◆ The request:
In the data below, find each line containing the string "valamint" and return it.

◆ Data:
::::::::::
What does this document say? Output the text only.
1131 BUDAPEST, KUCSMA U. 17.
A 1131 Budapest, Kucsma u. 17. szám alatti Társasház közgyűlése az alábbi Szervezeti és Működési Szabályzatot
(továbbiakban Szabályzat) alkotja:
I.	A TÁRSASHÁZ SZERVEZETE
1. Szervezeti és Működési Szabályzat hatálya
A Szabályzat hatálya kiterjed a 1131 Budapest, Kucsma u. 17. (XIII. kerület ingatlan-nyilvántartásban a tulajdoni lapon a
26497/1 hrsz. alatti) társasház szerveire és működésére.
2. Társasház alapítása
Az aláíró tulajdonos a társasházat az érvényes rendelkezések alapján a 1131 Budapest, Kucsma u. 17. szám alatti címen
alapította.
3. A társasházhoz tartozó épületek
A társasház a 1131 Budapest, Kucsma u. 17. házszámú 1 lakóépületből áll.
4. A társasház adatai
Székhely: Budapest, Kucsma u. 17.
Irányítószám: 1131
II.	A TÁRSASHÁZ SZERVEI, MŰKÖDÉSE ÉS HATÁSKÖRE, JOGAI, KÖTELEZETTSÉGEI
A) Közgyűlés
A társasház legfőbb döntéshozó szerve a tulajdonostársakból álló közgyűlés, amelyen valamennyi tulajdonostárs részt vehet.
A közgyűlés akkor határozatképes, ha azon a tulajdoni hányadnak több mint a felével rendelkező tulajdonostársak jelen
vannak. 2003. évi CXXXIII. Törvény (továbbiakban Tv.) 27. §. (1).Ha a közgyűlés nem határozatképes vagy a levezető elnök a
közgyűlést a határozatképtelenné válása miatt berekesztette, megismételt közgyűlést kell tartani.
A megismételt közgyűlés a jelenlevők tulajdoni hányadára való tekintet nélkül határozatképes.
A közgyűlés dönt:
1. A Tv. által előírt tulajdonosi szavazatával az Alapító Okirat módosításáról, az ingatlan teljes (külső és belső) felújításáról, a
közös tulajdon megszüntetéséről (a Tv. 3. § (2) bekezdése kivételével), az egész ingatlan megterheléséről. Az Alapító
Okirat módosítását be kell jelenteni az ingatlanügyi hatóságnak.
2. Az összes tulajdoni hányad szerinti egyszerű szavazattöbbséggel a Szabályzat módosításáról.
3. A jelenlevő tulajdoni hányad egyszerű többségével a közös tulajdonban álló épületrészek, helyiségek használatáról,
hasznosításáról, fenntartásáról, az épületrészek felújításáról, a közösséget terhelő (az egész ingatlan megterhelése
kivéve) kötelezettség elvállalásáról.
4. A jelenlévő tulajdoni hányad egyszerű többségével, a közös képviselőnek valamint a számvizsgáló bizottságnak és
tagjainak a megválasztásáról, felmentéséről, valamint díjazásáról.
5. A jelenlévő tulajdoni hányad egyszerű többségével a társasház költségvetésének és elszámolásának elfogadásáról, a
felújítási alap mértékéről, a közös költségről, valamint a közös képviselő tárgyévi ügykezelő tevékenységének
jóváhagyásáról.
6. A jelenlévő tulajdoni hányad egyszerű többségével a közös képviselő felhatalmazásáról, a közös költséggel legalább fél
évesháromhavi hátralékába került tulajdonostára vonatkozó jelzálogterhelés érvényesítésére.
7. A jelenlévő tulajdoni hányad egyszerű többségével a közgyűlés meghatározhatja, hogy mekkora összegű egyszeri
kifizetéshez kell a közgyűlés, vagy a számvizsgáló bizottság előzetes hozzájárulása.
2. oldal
::::::::::
◆ Expected answer:
4. A jelenlévő tulajdoni hányad egyszerű többségével, a közös képviselőnek valamint a számvizsgáló bizottságnak és
tagjainak a megválasztásáról, felmentéséről, valamint díjazásáról.
felújítási alap mértékéről, a közös költségről, valamint a közös képviselő tárgyévi ügykezelő tevékenységének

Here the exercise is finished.